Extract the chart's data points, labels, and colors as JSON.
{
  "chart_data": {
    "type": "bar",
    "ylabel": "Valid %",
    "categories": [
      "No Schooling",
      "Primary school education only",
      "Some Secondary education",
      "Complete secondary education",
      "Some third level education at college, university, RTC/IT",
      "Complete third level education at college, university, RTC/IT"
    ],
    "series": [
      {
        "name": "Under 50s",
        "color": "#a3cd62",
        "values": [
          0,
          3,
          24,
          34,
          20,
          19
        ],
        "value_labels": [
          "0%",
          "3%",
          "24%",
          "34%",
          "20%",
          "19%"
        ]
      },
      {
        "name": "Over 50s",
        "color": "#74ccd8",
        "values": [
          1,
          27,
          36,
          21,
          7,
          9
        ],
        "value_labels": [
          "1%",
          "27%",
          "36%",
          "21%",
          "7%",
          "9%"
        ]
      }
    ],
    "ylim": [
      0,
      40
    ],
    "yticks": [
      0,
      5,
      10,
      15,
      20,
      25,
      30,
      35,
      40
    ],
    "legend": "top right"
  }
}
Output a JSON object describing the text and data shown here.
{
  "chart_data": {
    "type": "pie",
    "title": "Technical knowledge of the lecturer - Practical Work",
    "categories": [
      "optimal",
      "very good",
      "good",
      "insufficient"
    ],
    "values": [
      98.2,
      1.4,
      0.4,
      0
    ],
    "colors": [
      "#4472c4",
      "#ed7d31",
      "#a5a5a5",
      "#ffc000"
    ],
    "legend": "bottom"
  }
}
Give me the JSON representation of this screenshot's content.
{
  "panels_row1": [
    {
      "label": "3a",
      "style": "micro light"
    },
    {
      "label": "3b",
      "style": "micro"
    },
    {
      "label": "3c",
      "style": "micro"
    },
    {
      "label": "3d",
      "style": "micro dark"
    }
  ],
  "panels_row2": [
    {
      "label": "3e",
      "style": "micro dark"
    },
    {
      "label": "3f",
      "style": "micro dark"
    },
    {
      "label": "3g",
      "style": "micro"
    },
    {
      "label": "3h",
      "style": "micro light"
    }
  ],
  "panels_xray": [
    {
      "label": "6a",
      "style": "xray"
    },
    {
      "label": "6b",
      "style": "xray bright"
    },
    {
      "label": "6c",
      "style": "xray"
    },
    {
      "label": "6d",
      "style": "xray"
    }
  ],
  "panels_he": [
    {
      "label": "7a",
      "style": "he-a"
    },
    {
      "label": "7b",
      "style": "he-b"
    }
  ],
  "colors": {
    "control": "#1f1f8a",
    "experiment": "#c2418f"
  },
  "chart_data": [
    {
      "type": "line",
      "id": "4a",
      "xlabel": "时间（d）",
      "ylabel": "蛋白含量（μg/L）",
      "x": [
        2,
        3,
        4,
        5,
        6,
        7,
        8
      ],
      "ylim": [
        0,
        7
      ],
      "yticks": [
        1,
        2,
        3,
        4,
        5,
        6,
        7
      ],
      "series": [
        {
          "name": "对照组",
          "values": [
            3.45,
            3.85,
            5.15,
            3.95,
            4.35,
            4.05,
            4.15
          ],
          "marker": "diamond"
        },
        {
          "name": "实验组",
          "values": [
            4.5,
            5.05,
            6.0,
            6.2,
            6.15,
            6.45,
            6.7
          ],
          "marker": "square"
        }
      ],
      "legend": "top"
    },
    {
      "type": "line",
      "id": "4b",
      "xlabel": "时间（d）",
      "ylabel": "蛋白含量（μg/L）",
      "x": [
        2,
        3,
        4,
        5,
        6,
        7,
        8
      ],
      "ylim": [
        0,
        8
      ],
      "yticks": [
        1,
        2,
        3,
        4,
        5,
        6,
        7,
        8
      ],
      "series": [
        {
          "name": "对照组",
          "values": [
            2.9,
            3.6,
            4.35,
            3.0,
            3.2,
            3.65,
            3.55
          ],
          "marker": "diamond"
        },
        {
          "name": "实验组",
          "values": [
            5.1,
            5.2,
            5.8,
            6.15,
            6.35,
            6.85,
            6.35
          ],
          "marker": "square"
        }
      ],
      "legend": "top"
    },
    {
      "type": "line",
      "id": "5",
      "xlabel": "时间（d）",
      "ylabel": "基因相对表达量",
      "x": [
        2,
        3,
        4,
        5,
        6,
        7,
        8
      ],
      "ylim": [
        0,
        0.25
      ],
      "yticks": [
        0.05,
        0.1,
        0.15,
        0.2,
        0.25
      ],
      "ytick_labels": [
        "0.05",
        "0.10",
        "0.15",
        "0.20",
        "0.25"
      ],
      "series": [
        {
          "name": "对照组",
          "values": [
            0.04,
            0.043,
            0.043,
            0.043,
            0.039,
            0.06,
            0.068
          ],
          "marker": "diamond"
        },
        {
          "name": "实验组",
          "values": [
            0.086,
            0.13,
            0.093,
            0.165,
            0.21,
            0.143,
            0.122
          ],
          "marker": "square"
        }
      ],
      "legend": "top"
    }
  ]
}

Problem to work on: Exactly reproduce all of the entries above.

Output below:
Extract the chart's data points, labels, and colors as JSON.
{
  "chart_data": {
    "type": "bar",
    "ylabel": "Valid %",
    "categories": [
      "No Schooling",
      "Primary school education only",
      "Some Secondary education",
      "Complete secondary education",
      "Some third level education at college, university, RTC/IT",
      "Complete third level education at college, university, RTC/IT"
    ],
    "series": [
      {
        "name": "Under 50s",
        "color": "#a3cd62",
        "values": [
          0,
          3,
          24,
          34,
          20,
          19
        ],
        "value_labels": [
          "0%",
          "3%",
          "24%",
          "34%",
          "20%",
          "19%"
        ]
      },
      {
        "name": "Over 50s",
        "color": "#74ccd8",
        "values": [
          1,
          27,
          36,
          21,
          7,
          9
        ],
        "value_labels": [
          "1%",
          "27%",
          "36%",
          "21%",
          "7%",
          "9%"
        ]
      }
    ],
    "ylim": [
      0,
      40
    ],
    "yticks": [
      0,
      5,
      10,
      15,
      20,
      25,
      30,
      35,
      40
    ],
    "legend": "top right"
  }
}
Output a JSON object describing the text and data shown here.
{
  "chart_data": {
    "type": "pie",
    "title": "Technical knowledge of the lecturer - Practical Work",
    "categories": [
      "optimal",
      "very good",
      "good",
      "insufficient"
    ],
    "values": [
      98.2,
      1.4,
      0.4,
      0
    ],
    "colors": [
      "#4472c4",
      "#ed7d31",
      "#a5a5a5",
      "#ffc000"
    ],
    "legend": "bottom"
  }
}
Give me the JSON representation of this screenshot's content.
{
  "panels_row1": [
    {
      "label": "3a",
      "style": "micro light"
    },
    {
      "label": "3b",
      "style": "micro"
    },
    {
      "label": "3c",
      "style": "micro"
    },
    {
      "label": "3d",
      "style": "micro dark"
    }
  ],
  "panels_row2": [
    {
      "label": "3e",
      "style": "micro dark"
    },
    {
      "label": "3f",
      "style": "micro dark"
    },
    {
      "label": "3g",
      "style": "micro"
    },
    {
      "label": "3h",
      "style": "micro light"
    }
  ],
  "panels_xray": [
    {
      "label": "6a",
      "style": "xray"
    },
    {
      "label": "6b",
      "style": "xray bright"
    },
    {
      "label": "6c",
      "style": "xray"
    },
    {
      "label": "6d",
      "style": "xray"
    }
  ],
  "panels_he": [
    {
      "label": "7a",
      "style": "he-a"
    },
    {
      "label": "7b",
      "style": "he-b"
    }
  ],
  "colors": {
    "control": "#1f1f8a",
    "experiment": "#c2418f"
  },
  "chart_data": [
    {
      "type": "line",
      "id": "4a",
      "xlabel": "时间（d）",
      "ylabel": "蛋白含量（μg/L）",
      "x": [
        2,
        3,
        4,
        5,
        6,
        7,
        8
      ],
      "ylim": [
        0,
        7
      ],
      "yticks": [
        1,
        2,
        3,
        4,
        5,
        6,
        7
      ],
      "series": [
        {
          "name": "对照组",
          "values": [
            3.45,
            3.85,
            5.15,
            3.95,
            4.35,
            4.05,
            4.15
          ],
          "marker": "diamond"
        },
        {
          "name": "实验组",
          "values": [
            4.5,
            5.05,
            6.0,
            6.2,
            6.15,
            6.45,
            6.7
          ],
          "marker": "square"
        }
      ],
      "legend": "top"
    },
    {
      "type": "line",
      "id": "4b",
      "xlabel": "时间（d）",
      "ylabel": "蛋白含量（μg/L）",
      "x": [
        2,
        3,
        4,
        5,
        6,
        7,
        8
      ],
      "ylim": [
        0,
        8
      ],
      "yticks": [
        1,
        2,
        3,
        4,
        5,
        6,
        7,
        8
      ],
      "series": [
        {
          "name": "对照组",
          "values": [
            2.9,
            3.6,
            4.35,
            3.0,
            3.2,
            3.65,
            3.55
          ],
          "marker": "diamond"
        },
        {
          "name": "实验组",
          "values": [
            5.1,
            5.2,
            5.8,
            6.15,
            6.35,
            6.85,
            6.35
          ],
          "marker": "square"
        }
      ],
      "legend": "top"
    },
    {
      "type": "line",
      "id": "5",
      "xlabel": "时间（d）",
      "ylabel": "基因相对表达量",
      "x": [
        2,
        3,
        4,
        5,
        6,
        7,
        8
      ],
      "ylim": [
        0,
        0.25
      ],
      "yticks": [
        0.05,
        0.1,
        0.15,
        0.2,
        0.25
      ],
      "ytick_labels": [
        "0.05",
        "0.10",
        "0.15",
        "0.20",
        "0.25"
      ],
      "series": [
        {
          "name": "对照组",
          "values": [
            0.04,
            0.043,
            0.043,
            0.043,
            0.039,
            0.06,
            0.068
          ],
          "marker": "diamond"
        },
        {
          "name": "实验组",
          "values": [
            0.086,
            0.13,
            0.093,
            0.165,
            0.21,
            0.143,
            0.122
          ],
          "marker": "square"
        }
      ],
      "legend": "top"
    }
  ]
}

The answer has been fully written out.